Saved entries
____

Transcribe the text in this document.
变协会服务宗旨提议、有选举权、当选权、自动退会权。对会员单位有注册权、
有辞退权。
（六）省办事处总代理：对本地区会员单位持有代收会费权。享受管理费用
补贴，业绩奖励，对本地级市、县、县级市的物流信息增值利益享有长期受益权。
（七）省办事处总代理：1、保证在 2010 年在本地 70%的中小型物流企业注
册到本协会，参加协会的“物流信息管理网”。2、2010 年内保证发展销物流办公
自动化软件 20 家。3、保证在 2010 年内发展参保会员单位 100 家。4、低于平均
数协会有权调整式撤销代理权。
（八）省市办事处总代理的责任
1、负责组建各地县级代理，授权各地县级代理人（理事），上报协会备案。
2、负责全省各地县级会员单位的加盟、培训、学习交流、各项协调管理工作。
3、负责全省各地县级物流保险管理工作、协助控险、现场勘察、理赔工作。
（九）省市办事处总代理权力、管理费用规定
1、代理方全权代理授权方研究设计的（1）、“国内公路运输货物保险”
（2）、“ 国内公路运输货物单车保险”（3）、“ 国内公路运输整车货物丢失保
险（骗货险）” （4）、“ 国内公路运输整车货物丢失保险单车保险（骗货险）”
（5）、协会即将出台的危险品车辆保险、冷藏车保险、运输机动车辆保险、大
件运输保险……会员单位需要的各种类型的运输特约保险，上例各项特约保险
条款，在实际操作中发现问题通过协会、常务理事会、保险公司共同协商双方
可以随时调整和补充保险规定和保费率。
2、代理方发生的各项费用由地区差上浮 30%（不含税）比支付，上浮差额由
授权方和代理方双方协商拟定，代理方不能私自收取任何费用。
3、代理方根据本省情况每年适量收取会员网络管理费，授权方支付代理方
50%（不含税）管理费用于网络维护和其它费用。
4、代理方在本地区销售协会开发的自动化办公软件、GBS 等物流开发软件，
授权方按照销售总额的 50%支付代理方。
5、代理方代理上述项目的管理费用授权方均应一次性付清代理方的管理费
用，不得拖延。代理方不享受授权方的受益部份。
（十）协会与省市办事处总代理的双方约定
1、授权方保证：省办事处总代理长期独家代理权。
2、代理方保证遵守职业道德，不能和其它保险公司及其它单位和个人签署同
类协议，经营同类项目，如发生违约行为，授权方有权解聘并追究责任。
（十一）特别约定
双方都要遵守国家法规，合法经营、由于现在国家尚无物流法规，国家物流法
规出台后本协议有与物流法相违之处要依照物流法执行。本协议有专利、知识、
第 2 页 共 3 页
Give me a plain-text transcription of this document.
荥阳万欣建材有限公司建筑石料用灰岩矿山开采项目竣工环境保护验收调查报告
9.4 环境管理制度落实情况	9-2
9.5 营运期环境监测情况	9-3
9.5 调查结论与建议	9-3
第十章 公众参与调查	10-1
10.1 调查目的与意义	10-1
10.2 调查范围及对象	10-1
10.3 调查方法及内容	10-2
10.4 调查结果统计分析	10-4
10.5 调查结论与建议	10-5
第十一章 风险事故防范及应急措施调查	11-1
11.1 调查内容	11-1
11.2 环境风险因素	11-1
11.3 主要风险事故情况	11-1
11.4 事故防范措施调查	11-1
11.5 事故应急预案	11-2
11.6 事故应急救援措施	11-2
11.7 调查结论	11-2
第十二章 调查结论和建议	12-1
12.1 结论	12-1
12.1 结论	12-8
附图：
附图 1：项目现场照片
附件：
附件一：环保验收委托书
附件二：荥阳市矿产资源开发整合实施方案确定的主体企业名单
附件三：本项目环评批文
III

____

# GOAL OF THE EXERCISE:
Your answer should be only the number of lines that hold the word "document".

# SOLVED PROBLEM:
2